_LISTED RECORDS:_
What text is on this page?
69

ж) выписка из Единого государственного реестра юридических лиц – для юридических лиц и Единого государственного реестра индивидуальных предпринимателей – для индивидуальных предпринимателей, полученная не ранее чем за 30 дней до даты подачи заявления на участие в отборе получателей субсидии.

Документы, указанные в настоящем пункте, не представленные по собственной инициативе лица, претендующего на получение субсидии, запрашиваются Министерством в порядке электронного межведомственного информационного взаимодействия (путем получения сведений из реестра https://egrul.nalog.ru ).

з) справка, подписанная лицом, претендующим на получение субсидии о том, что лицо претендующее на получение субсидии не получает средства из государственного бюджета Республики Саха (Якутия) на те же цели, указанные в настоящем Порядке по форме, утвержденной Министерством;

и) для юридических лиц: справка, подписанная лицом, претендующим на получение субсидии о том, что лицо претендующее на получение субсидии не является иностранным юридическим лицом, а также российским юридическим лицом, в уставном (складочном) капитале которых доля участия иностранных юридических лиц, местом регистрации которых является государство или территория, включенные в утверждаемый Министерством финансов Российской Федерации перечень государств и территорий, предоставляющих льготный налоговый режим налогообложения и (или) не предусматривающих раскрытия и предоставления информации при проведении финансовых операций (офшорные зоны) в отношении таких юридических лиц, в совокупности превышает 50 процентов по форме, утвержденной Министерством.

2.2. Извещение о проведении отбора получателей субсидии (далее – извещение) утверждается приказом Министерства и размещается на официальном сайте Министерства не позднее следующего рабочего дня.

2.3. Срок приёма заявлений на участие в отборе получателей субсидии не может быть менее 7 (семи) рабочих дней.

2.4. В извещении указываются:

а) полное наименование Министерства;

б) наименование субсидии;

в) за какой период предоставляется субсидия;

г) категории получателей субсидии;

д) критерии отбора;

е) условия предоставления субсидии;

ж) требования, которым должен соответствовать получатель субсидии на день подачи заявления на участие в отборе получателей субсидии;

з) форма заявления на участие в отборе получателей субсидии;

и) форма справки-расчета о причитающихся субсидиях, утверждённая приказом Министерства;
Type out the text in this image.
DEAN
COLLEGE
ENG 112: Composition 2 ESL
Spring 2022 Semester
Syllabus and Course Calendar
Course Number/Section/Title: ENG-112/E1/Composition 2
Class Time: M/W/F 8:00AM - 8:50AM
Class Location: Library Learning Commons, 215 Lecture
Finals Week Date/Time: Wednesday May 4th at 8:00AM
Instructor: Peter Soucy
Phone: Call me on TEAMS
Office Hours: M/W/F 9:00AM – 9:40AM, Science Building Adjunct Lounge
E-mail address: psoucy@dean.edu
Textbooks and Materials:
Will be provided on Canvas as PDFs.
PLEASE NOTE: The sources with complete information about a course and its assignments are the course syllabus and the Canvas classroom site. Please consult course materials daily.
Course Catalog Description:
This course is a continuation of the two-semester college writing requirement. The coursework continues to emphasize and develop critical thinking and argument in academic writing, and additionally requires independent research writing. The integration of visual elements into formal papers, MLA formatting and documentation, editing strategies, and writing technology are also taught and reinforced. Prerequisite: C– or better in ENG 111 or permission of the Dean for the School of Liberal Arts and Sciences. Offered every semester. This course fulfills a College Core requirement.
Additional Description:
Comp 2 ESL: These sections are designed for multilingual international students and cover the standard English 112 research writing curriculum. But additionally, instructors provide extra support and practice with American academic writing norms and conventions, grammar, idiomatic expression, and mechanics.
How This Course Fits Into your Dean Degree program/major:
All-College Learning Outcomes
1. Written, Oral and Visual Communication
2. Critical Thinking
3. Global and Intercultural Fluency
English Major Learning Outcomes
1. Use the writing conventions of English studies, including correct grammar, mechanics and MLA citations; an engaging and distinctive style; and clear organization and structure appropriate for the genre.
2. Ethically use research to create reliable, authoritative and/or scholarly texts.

--

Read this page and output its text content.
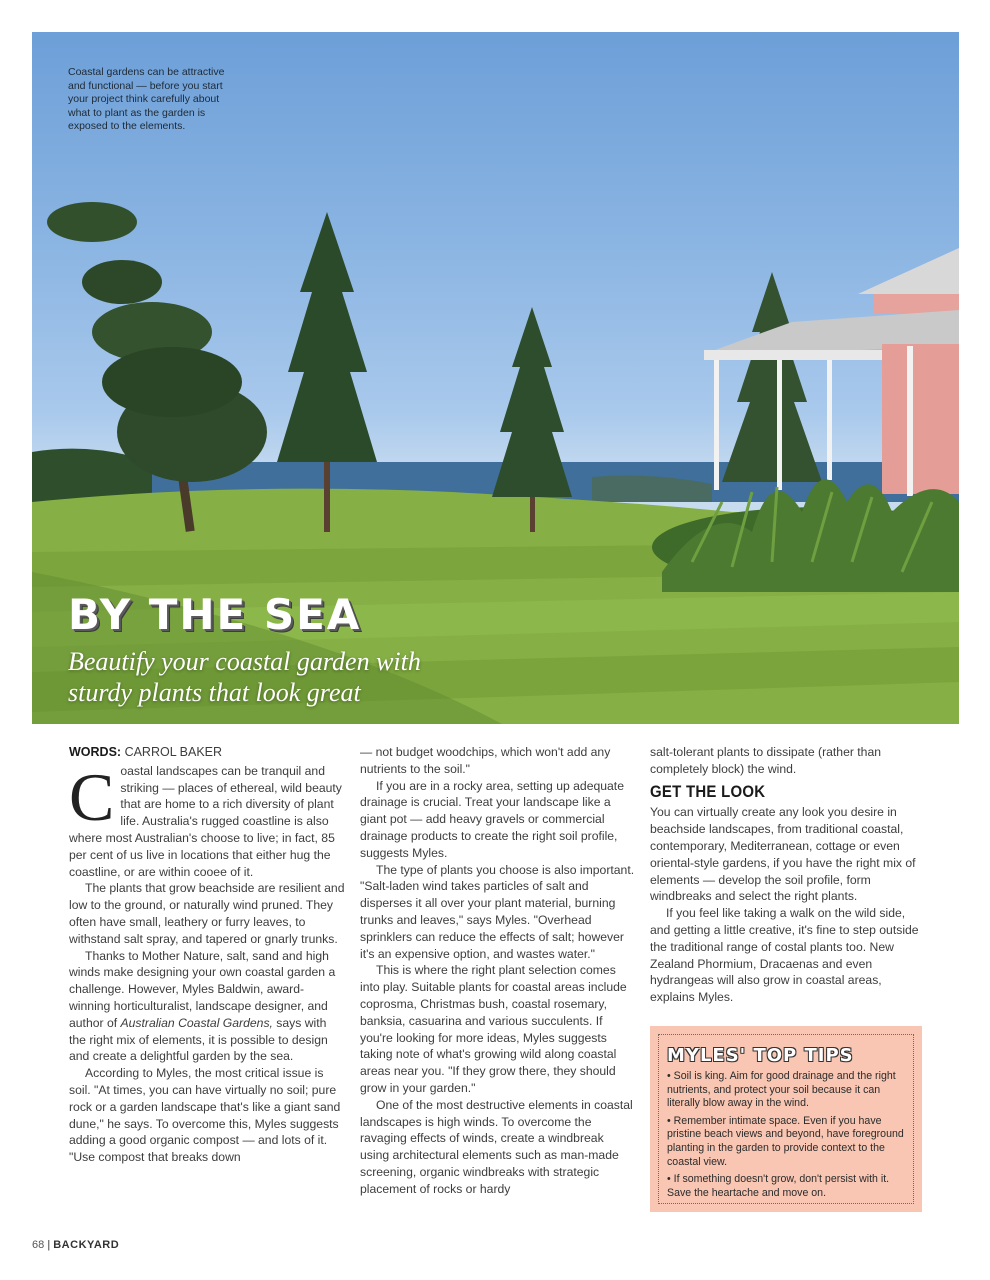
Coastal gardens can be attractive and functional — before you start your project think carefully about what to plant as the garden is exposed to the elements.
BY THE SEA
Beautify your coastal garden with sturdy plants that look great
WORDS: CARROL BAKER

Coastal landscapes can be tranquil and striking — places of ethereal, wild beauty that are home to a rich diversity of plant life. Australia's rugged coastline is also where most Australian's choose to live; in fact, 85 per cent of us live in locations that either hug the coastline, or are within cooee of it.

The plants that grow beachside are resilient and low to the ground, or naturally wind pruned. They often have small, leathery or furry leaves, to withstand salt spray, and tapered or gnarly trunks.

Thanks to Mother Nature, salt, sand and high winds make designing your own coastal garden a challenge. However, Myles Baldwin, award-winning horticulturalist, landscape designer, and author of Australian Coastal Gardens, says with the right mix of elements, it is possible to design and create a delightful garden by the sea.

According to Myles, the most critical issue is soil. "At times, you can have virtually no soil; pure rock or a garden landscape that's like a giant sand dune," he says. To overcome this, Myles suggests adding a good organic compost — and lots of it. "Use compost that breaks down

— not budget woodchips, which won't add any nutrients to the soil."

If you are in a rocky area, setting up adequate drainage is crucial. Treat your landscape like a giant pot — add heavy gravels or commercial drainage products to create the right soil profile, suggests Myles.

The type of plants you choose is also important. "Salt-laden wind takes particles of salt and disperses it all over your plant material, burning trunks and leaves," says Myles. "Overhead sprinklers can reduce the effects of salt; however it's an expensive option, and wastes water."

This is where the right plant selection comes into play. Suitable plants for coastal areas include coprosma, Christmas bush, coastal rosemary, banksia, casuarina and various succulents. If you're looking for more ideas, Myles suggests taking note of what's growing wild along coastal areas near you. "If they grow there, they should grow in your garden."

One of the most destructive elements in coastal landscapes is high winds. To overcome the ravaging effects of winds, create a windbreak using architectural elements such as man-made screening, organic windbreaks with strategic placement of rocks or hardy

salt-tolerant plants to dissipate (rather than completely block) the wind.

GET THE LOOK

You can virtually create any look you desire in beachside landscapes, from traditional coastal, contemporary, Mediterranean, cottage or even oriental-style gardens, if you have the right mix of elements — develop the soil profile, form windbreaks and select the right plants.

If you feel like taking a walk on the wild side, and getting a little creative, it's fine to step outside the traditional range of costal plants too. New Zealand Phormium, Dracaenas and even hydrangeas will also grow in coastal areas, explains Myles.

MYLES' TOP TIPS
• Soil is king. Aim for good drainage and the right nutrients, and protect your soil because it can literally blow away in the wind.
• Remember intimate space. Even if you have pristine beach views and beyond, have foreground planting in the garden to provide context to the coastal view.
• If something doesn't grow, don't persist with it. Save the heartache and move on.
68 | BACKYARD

...

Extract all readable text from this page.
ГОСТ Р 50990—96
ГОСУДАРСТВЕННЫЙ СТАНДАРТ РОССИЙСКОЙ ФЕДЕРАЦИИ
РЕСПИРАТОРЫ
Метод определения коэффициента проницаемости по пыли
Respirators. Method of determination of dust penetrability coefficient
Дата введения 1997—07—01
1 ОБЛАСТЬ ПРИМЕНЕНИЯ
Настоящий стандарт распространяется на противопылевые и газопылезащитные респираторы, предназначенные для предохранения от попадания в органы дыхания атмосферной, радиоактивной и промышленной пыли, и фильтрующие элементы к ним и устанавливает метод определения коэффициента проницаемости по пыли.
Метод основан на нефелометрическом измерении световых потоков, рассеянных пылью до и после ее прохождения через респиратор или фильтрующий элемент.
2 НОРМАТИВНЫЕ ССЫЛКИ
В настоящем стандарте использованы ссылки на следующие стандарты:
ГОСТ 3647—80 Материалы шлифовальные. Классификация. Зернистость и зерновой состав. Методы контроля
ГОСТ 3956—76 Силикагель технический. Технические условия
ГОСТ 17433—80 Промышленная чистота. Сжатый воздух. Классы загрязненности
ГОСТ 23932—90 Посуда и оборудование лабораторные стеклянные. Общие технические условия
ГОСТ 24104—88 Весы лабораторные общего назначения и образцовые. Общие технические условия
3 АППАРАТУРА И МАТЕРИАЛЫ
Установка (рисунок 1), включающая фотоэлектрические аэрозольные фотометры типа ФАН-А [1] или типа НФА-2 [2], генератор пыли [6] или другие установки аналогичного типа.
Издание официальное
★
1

_EXERCISE DIRECTIONS:_ Pick out the lines that contain "подачи" and copy them.

_EXERCISE OUTPUT:_
ж) выписка из Единого государственного реестра юридических лиц – для юридических лиц и Единого государственного реестра индивидуальных предпринимателей – для индивидуальных предпринимателей, полученная не ранее чем за 30 дней до даты подачи заявления на участие в отборе получателей субсидии.
ж) требования, которым должен соответствовать получатель субсидии на день подачи заявления на участие в отборе получателей субсидии;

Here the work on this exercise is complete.